WHAT THE TASK ASKS ::
Transcribe the listing exactly, leaving out every picture.

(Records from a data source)
◇ ◇ ◇ ◇ ◇ ◇ ◇
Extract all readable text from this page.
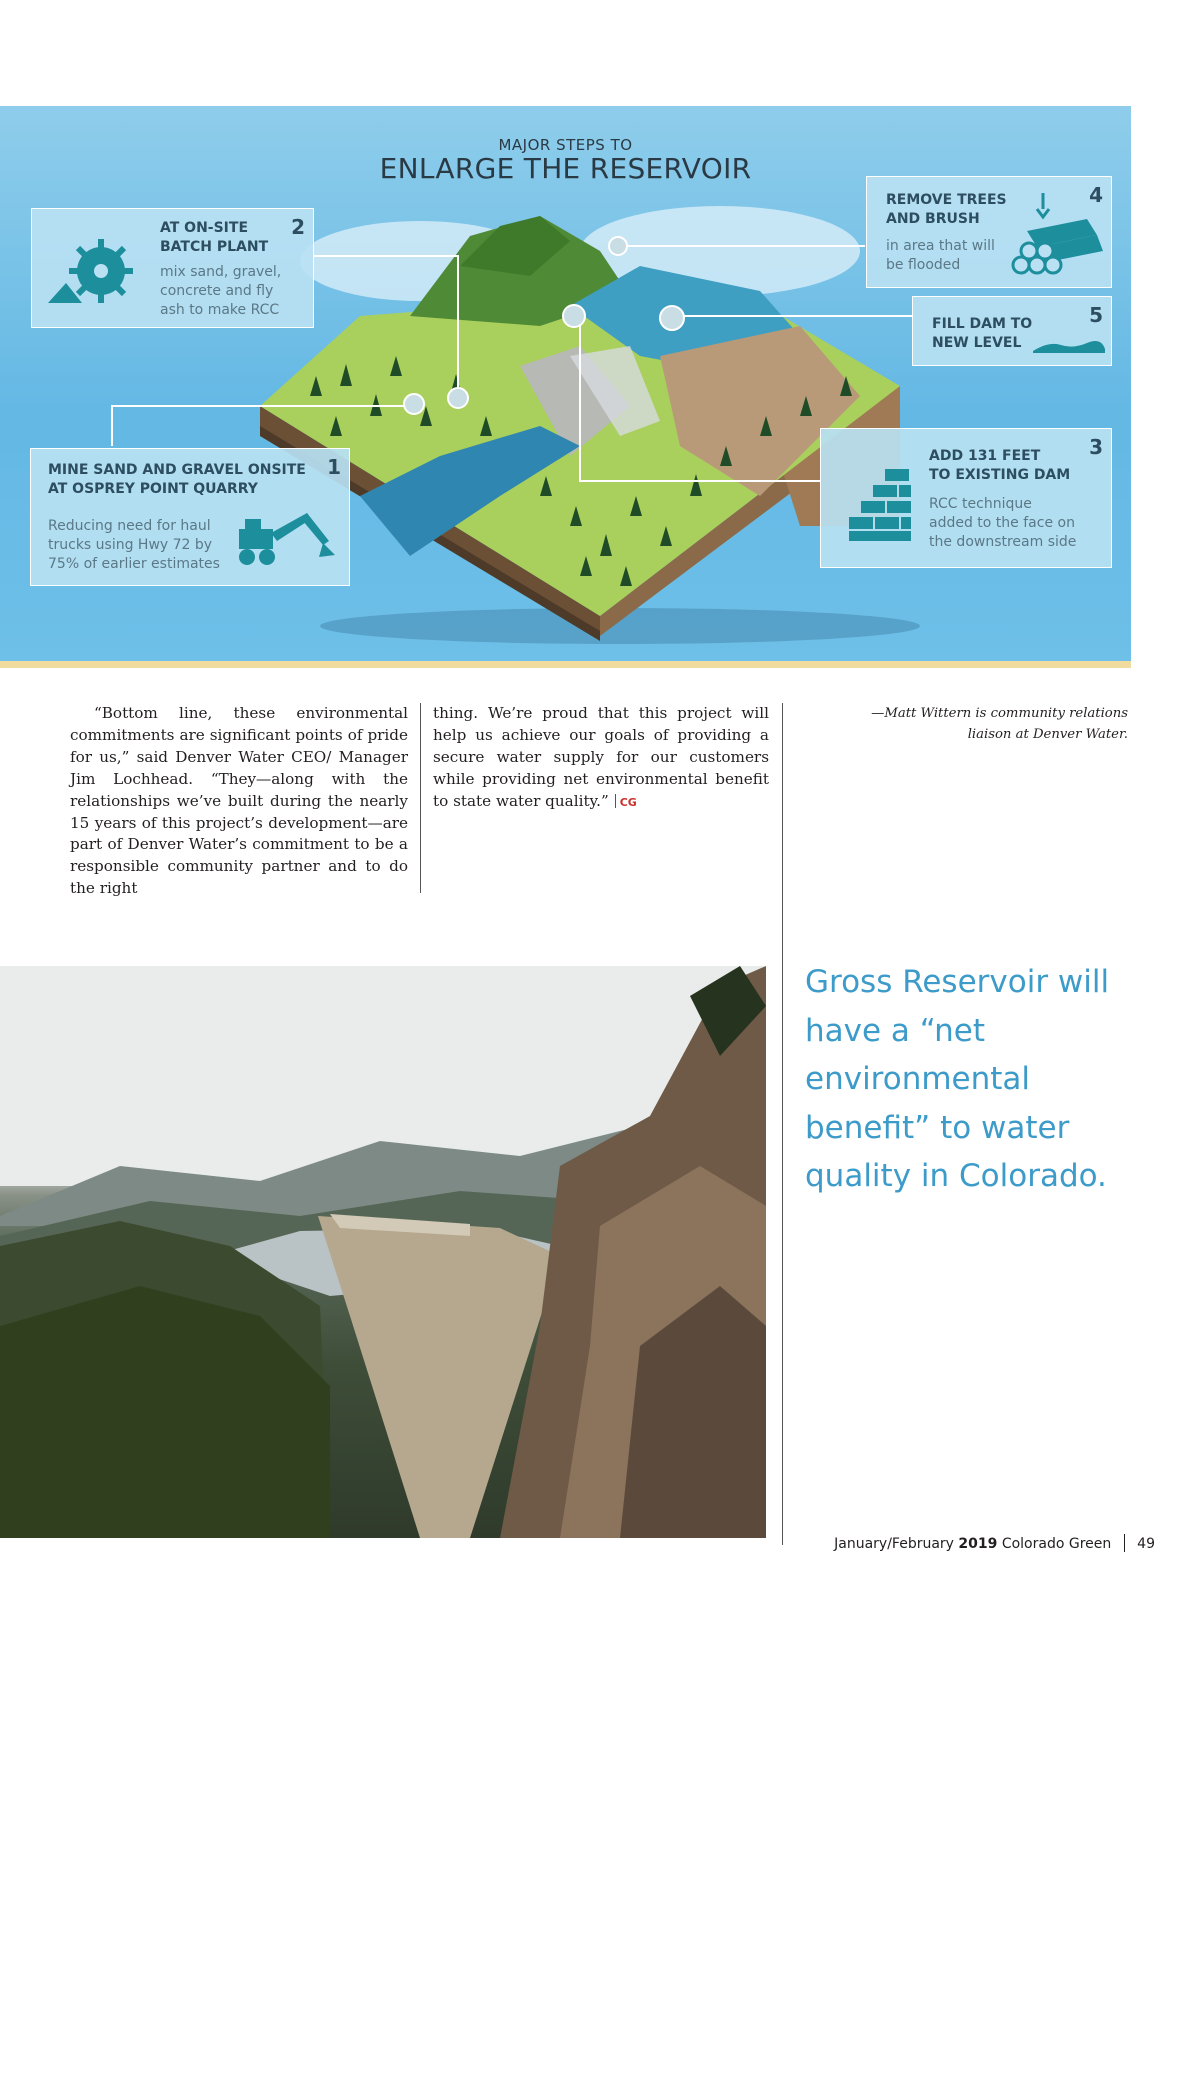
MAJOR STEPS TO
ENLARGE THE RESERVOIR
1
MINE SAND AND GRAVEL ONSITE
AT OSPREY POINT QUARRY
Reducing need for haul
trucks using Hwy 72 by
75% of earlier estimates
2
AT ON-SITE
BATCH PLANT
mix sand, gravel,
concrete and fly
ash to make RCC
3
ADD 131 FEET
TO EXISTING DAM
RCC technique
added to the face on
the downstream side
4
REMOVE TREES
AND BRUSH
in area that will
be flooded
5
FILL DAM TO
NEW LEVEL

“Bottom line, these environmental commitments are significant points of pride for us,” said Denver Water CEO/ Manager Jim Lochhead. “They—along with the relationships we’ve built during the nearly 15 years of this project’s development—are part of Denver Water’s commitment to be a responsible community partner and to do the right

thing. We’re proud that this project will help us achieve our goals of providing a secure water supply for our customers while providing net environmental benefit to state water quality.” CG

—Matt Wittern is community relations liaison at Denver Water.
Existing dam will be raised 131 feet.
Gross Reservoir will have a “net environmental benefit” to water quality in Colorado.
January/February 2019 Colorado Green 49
◇ ◇ ◇ ◇ ◇ ◇ ◇
EXERCISE OUTPUT ::
Extract all readable text from this page.
MAJOR STEPS TO
ENLARGE THE RESERVOIR
1
MINE SAND AND GRAVEL ONSITE
AT OSPREY POINT QUARRY
Reducing need for haul
trucks using Hwy 72 by
75% of earlier estimates
2
AT ON-SITE
BATCH PLANT
mix sand, gravel,
concrete and fly
ash to make RCC
3
ADD 131 FEET
TO EXISTING DAM
RCC technique
added to the face on
the downstream side
4
REMOVE TREES
AND BRUSH
in area that will
be flooded
5
FILL DAM TO
NEW LEVEL

“Bottom line, these environmental commitments are significant points of pride for us,” said Denver Water CEO/ Manager Jim Lochhead. “They—along with the relationships we’ve built during the nearly 15 years of this project’s development—are part of Denver Water’s commitment to be a responsible community partner and to do the right

thing. We’re proud that this project will help us achieve our goals of providing a secure water supply for our customers while providing net environmental benefit to state water quality.” CG

—Matt Wittern is community relations liaison at Denver Water.
Existing dam will be raised 131 feet.
Gross Reservoir will have a “net environmental benefit” to water quality in Colorado.
January/February 2019 Colorado Green 49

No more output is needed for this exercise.